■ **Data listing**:
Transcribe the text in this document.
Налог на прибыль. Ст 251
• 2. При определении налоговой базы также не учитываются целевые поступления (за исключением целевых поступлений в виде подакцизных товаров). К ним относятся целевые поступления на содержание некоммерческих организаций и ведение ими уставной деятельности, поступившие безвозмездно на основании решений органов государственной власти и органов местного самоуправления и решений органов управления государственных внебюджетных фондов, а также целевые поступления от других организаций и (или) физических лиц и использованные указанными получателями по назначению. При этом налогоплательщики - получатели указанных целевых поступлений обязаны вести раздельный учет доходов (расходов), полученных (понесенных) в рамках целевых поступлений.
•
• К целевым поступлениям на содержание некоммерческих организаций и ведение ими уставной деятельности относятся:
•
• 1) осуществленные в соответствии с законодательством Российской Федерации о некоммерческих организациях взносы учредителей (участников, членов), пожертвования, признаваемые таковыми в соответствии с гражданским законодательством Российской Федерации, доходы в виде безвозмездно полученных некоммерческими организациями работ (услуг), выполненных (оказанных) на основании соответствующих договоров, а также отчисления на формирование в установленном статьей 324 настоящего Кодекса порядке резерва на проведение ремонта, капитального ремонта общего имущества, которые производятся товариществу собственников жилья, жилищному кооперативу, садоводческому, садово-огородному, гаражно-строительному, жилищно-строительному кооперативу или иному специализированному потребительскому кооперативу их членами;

■ **REQUIREMENTS**:
Every line of the material must be returned exactly as it appears.

■ **THE RESPONSE**:
Transcribe the text in this document.
Налог на прибыль. Ст 251
• 2. При определении налоговой базы также не учитываются целевые поступления (за исключением целевых поступлений в виде подакцизных товаров). К ним относятся целевые поступления на содержание некоммерческих организаций и ведение ими уставной деятельности, поступившие безвозмездно на основании решений органов государственной власти и органов местного самоуправления и решений органов управления государственных внебюджетных фондов, а также целевые поступления от других организаций и (или) физических лиц и использованные указанными получателями по назначению. При этом налогоплательщики - получатели указанных целевых поступлений обязаны вести раздельный учет доходов (расходов), полученных (понесенных) в рамках целевых поступлений.
•
• К целевым поступлениям на содержание некоммерческих организаций и ведение ими уставной деятельности относятся:
•
• 1) осуществленные в соответствии с законодательством Российской Федерации о некоммерческих организациях взносы учредителей (участников, членов), пожертвования, признаваемые таковыми в соответствии с гражданским законодательством Российской Федерации, доходы в виде безвозмездно полученных некоммерческими организациями работ (услуг), выполненных (оказанных) на основании соответствующих договоров, а также отчисления на формирование в установленном статьей 324 настоящего Кодекса порядке резерва на проведение ремонта, капитального ремонта общего имущества, которые производятся товариществу собственников жилья, жилищному кооперативу, садоводческому, садово-огородному, гаражно-строительному, жилищно-строительному кооперативу или иному специализированному потребительскому кооперативу их членами;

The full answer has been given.